====== Entries provided

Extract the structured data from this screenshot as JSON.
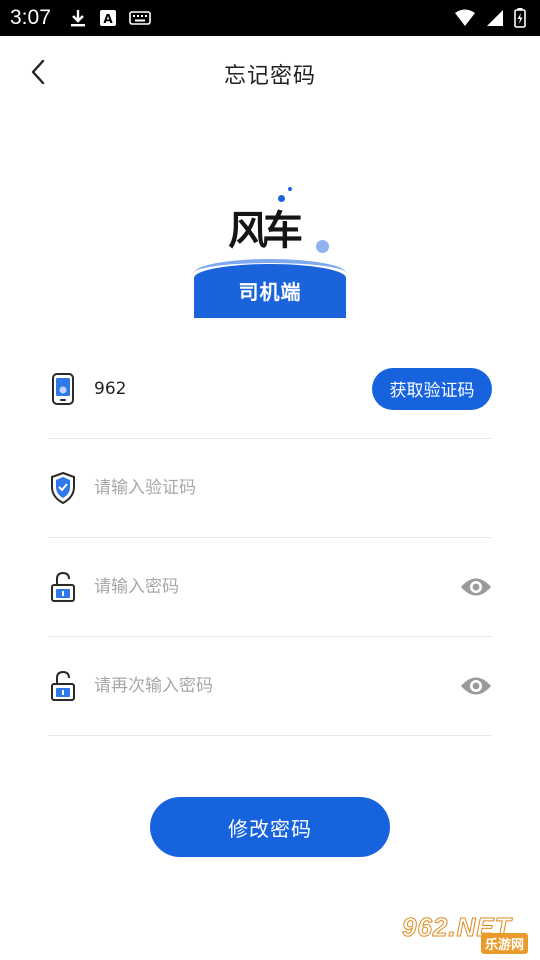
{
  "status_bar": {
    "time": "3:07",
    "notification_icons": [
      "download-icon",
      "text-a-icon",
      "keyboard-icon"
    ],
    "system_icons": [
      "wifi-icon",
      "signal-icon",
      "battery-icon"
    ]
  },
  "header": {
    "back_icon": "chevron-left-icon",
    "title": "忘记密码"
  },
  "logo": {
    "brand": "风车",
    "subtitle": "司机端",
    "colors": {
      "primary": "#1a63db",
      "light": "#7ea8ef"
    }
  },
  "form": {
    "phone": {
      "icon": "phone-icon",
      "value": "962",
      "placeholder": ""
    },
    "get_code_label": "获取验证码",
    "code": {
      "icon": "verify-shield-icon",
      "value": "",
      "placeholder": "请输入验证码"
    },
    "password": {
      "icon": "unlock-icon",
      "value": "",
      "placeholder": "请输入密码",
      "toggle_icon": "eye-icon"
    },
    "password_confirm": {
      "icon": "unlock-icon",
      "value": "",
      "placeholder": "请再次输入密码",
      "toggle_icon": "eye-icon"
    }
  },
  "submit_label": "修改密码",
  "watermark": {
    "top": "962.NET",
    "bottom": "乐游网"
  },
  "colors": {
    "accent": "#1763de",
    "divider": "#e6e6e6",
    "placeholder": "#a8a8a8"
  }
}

============

Task description: The listing above needs to be output again exactly. Don't include the pictures.

Correct result:
Extract the structured data from this screenshot as JSON.
{
  "status_bar": {
    "time": "3:07",
    "notification_icons": [
      "download-icon",
      "text-a-icon",
      "keyboard-icon"
    ],
    "system_icons": [
      "wifi-icon",
      "signal-icon",
      "battery-icon"
    ]
  },
  "header": {
    "back_icon": "chevron-left-icon",
    "title": "忘记密码"
  },
  "logo": {
    "brand": "风车",
    "subtitle": "司机端",
    "colors": {
      "primary": "#1a63db",
      "light": "#7ea8ef"
    }
  },
  "form": {
    "phone": {
      "icon": "phone-icon",
      "value": "962",
      "placeholder": ""
    },
    "get_code_label": "获取验证码",
    "code": {
      "icon": "verify-shield-icon",
      "value": "",
      "placeholder": "请输入验证码"
    },
    "password": {
      "icon": "unlock-icon",
      "value": "",
      "placeholder": "请输入密码",
      "toggle_icon": "eye-icon"
    },
    "password_confirm": {
      "icon": "unlock-icon",
      "value": "",
      "placeholder": "请再次输入密码",
      "toggle_icon": "eye-icon"
    }
  },
  "submit_label": "修改密码",
  "watermark": {
    "top": "962.NET",
    "bottom": "乐游网"
  },
  "colors": {
    "accent": "#1763de",
    "divider": "#e6e6e6",
    "placeholder": "#a8a8a8"
  }
}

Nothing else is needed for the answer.